Data for processing:
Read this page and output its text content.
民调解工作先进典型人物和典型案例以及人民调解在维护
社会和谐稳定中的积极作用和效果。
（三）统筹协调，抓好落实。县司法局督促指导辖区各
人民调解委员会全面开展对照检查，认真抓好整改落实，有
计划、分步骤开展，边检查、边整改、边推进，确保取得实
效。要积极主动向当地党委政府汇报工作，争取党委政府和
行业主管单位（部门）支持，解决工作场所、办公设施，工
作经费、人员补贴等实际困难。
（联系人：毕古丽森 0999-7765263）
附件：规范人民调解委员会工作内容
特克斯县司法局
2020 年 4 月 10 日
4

--

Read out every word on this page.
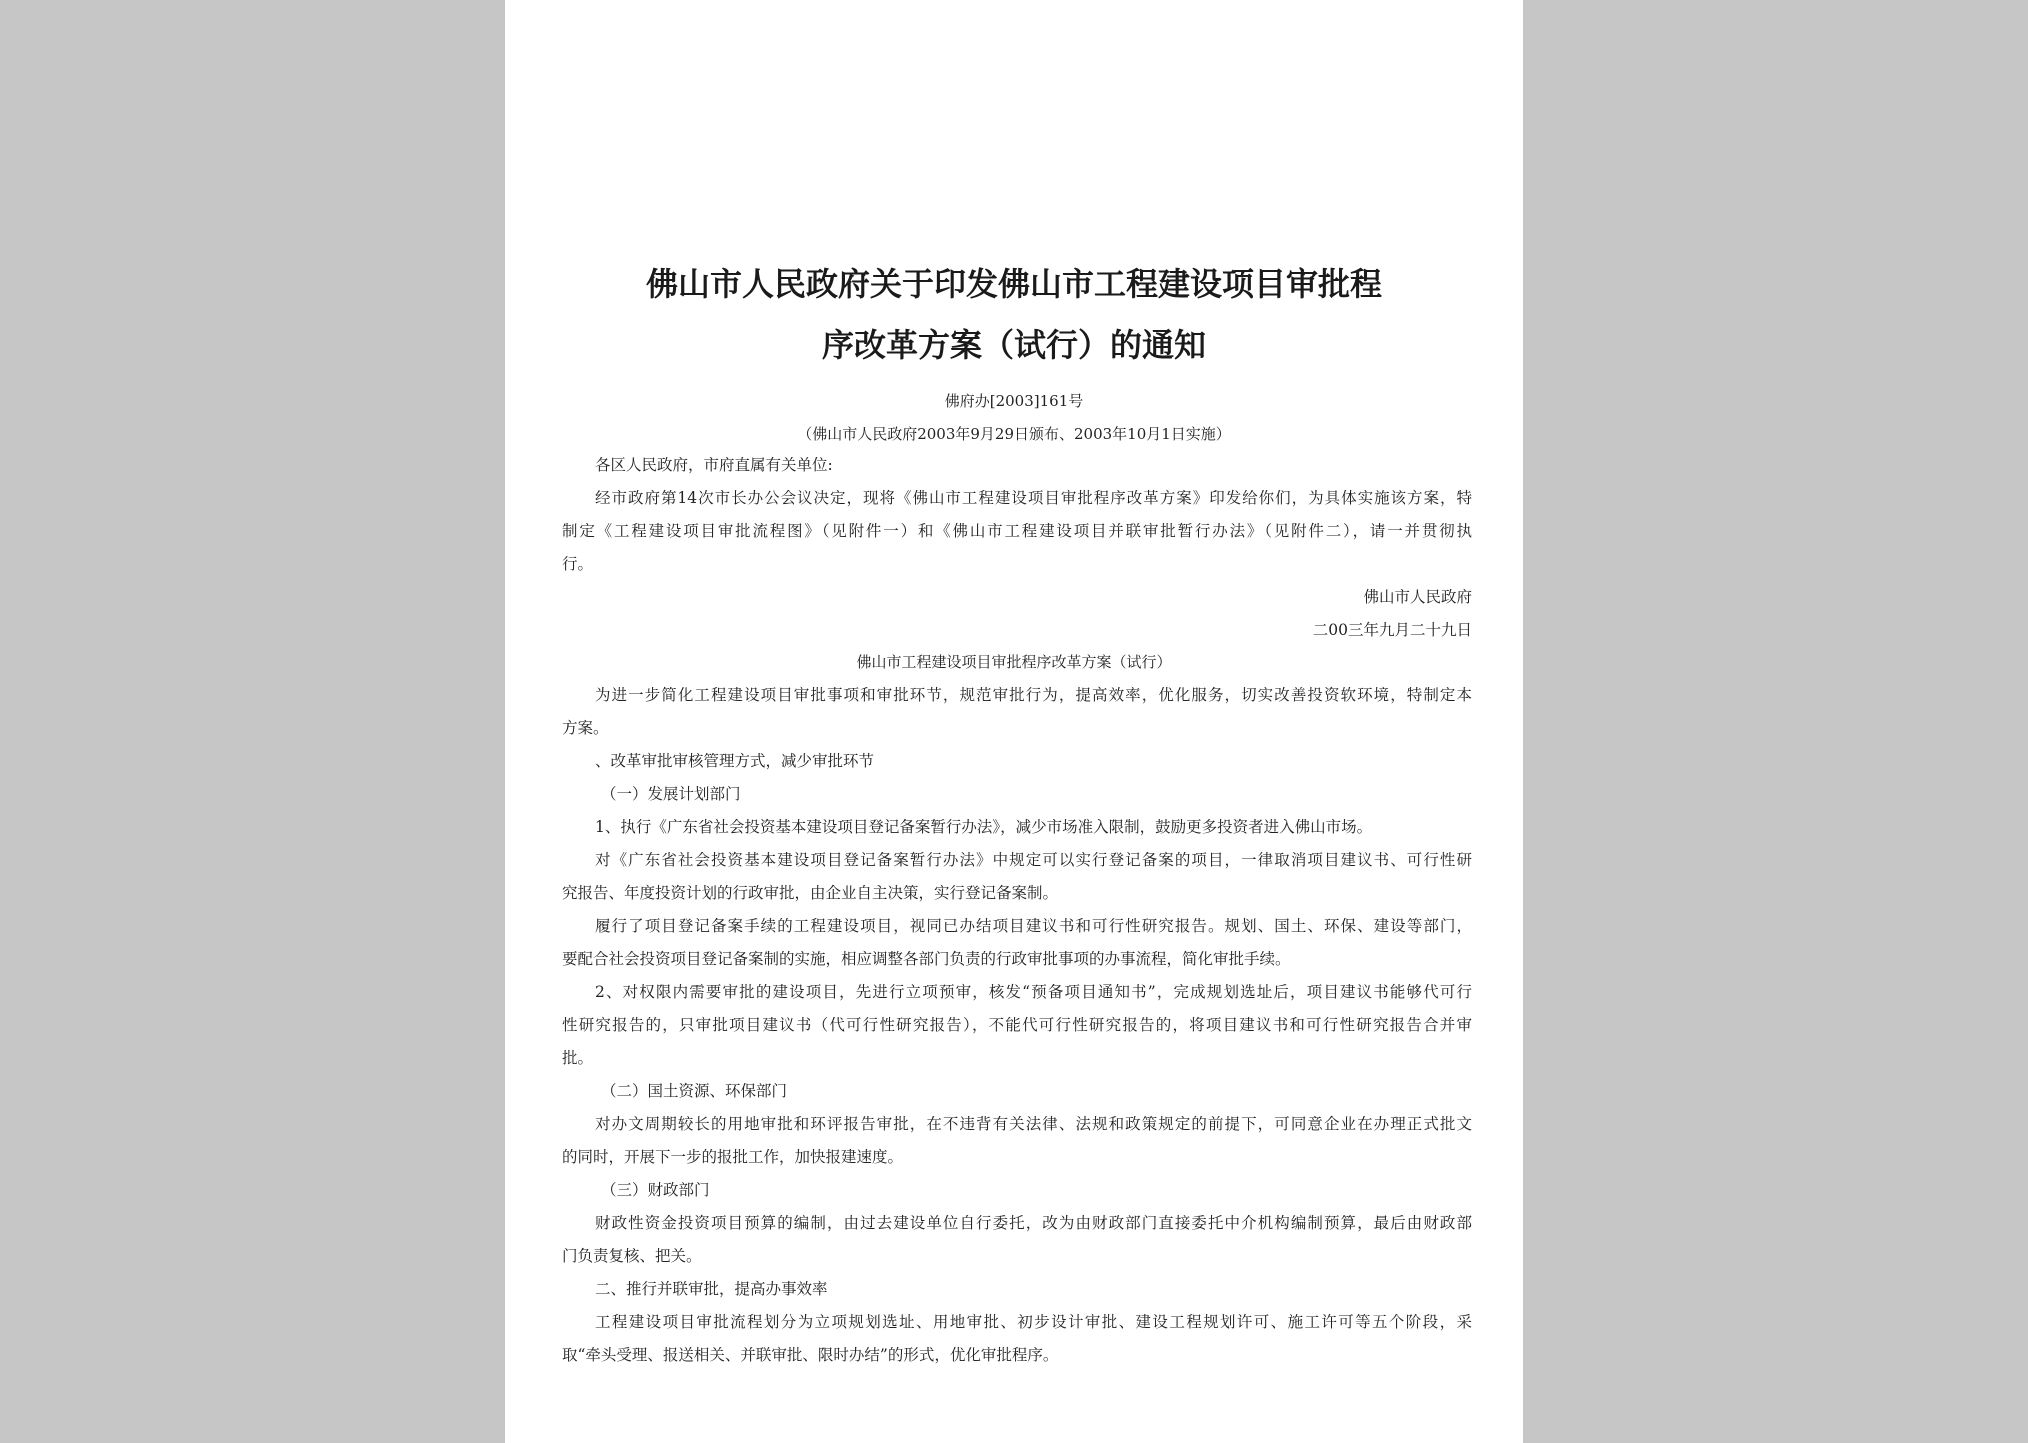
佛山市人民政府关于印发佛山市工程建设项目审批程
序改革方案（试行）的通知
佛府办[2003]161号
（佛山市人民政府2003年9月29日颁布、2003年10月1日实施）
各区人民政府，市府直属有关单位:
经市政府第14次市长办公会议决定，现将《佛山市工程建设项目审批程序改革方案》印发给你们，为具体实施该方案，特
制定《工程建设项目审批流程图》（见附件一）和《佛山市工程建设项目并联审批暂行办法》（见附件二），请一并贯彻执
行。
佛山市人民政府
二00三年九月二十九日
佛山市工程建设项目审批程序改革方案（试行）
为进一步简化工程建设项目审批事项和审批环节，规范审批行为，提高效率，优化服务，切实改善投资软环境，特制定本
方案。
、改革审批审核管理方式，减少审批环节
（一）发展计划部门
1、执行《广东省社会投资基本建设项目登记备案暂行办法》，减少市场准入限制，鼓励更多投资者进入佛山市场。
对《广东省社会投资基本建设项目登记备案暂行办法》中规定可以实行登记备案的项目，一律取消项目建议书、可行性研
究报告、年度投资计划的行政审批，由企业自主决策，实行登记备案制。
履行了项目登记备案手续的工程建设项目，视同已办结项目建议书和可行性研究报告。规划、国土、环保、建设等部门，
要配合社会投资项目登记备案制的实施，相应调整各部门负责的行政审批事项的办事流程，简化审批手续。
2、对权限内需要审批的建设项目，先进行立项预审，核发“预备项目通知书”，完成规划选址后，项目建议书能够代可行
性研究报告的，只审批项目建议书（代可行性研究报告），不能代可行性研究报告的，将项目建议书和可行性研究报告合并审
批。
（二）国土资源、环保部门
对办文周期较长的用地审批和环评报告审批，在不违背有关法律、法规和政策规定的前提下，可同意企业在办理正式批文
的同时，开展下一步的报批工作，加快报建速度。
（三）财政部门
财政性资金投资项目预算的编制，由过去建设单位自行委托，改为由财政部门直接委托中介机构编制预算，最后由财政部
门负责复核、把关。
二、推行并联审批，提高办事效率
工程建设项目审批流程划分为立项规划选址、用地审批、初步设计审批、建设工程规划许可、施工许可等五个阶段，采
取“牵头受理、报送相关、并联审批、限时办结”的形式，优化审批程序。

...

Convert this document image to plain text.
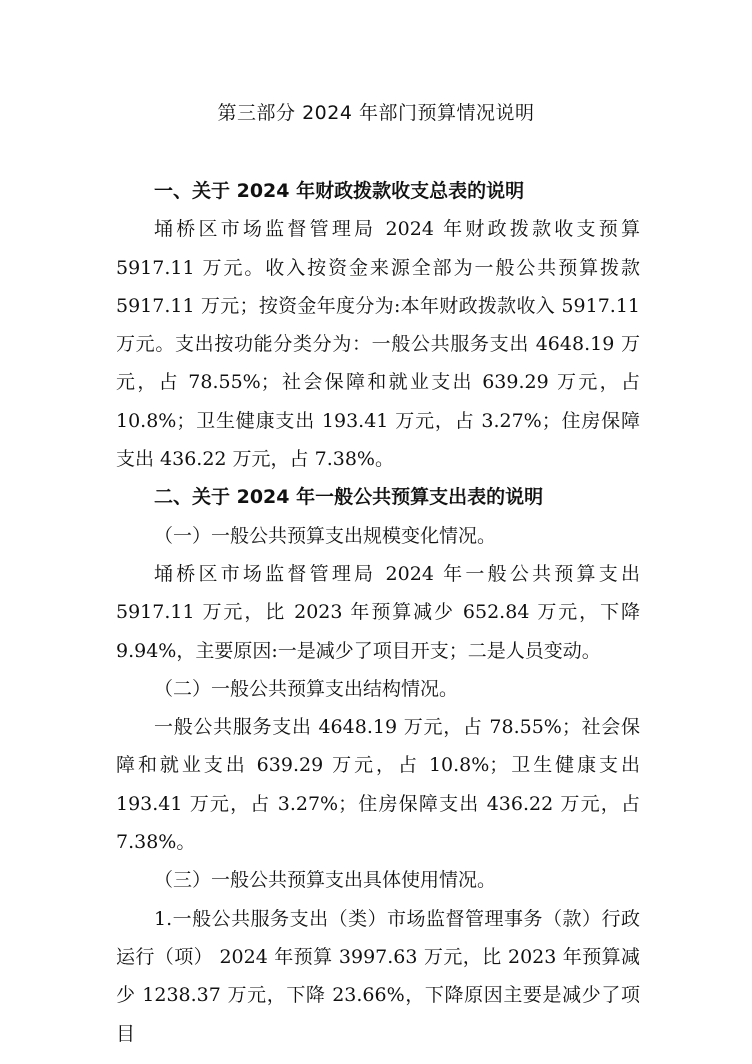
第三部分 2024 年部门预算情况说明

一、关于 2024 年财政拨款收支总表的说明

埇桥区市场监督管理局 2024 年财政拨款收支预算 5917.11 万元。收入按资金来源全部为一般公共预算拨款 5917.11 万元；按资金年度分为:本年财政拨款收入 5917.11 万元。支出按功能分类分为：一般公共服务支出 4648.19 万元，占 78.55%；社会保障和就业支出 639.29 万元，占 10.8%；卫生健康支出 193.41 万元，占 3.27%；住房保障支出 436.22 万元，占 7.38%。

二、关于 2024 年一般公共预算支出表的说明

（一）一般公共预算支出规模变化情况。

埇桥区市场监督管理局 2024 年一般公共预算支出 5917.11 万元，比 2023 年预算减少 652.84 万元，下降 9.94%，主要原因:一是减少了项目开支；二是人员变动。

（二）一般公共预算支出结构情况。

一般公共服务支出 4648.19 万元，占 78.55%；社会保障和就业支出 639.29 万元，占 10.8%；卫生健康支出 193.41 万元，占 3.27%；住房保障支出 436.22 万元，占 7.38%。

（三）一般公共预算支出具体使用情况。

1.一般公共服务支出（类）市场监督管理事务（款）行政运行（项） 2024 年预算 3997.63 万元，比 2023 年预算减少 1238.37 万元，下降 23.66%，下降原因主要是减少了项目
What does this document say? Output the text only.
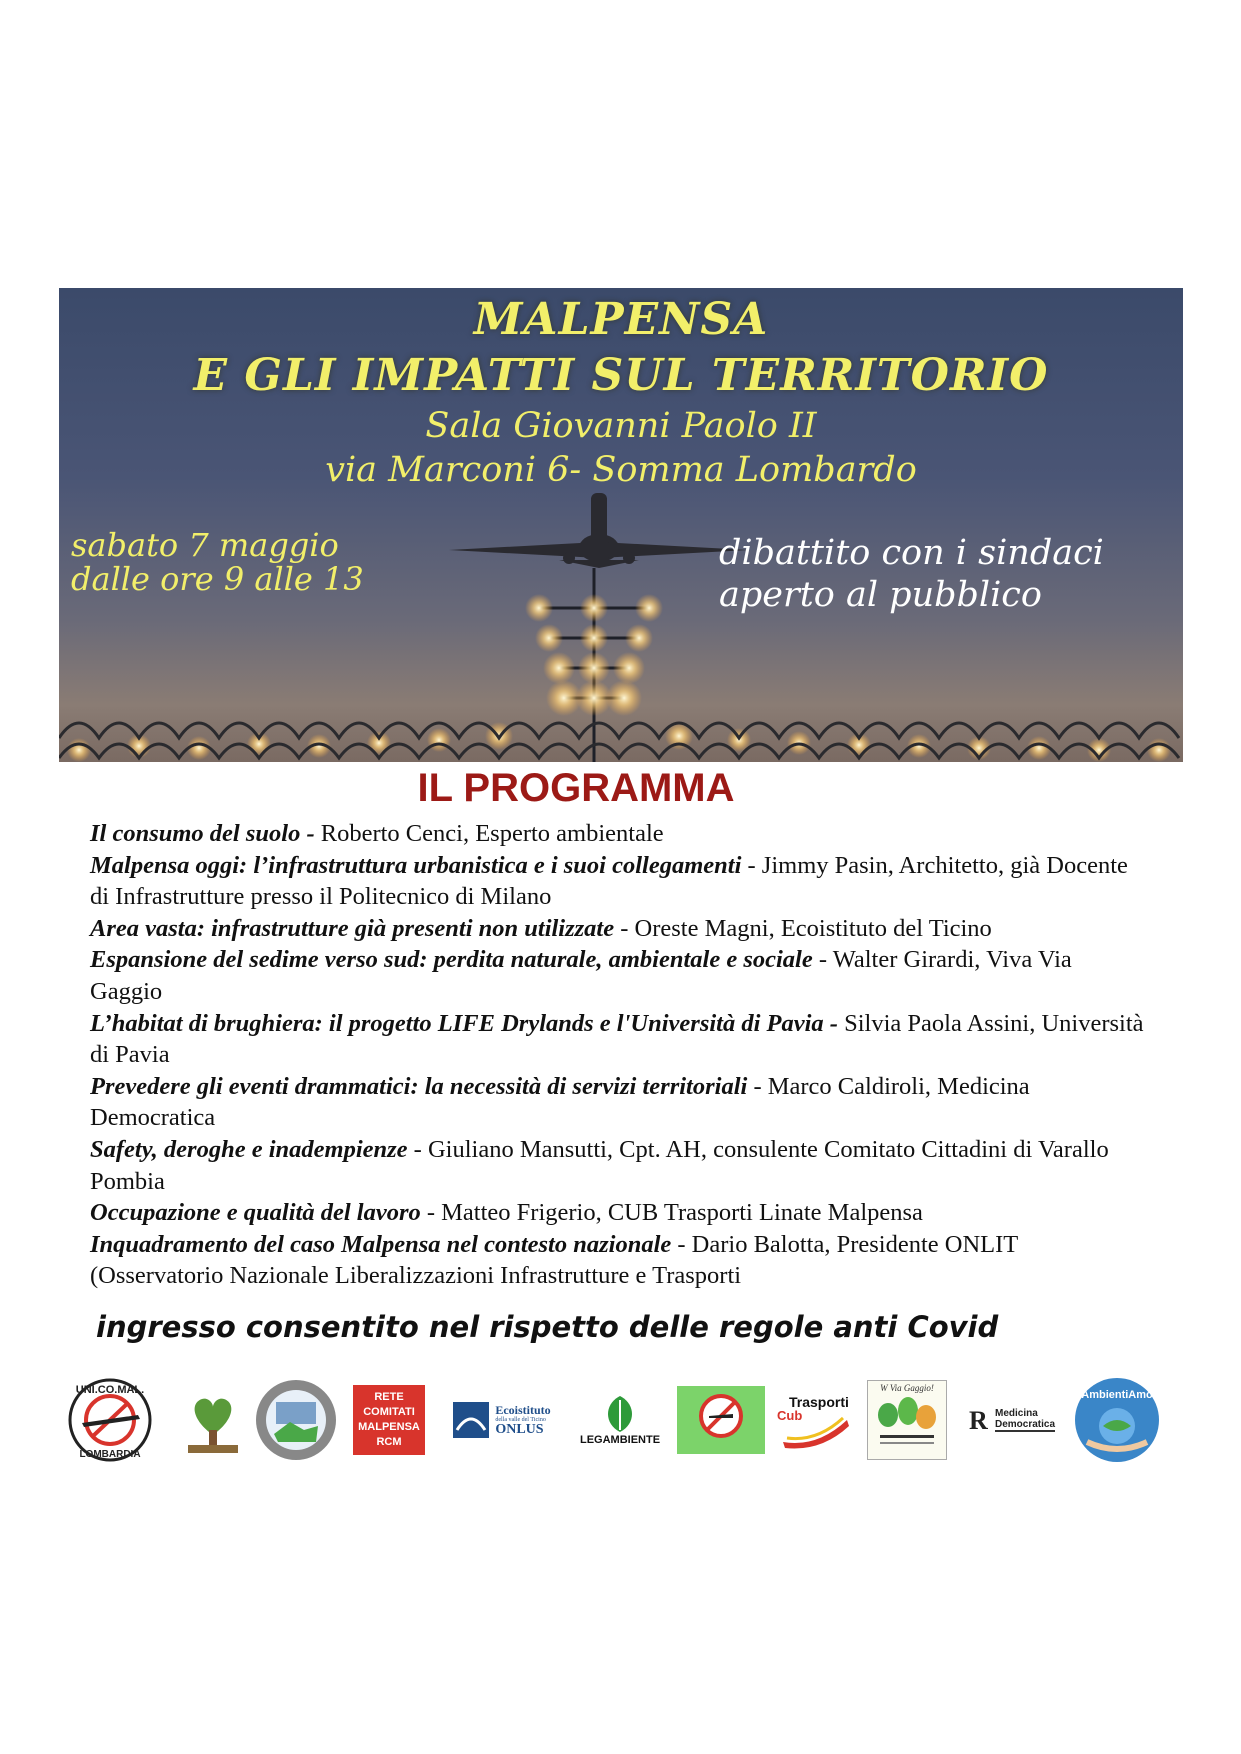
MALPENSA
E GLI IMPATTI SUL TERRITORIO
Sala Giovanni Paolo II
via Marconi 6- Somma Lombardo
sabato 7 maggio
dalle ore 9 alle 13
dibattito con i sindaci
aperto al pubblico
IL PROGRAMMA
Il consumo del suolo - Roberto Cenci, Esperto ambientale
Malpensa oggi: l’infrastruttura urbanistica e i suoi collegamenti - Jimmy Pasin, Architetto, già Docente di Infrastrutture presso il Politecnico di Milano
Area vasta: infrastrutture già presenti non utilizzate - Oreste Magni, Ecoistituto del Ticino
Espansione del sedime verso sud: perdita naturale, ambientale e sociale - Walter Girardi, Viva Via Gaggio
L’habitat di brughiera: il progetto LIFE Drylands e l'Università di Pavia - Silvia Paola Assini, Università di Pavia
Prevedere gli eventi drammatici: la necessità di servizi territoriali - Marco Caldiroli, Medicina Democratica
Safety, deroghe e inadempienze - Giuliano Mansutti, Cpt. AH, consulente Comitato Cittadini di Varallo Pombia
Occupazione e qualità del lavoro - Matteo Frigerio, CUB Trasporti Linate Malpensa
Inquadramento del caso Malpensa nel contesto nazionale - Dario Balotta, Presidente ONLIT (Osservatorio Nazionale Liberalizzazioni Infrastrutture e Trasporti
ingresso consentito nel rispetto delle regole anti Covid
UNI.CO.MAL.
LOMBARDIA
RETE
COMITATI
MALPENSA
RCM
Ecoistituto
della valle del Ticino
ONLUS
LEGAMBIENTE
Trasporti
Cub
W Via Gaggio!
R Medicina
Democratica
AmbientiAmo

Objective:
Find the lines with the string "document" and reproduce them.

Written answer:
Convert this document image to plain text.
What does this document say? Output the text only.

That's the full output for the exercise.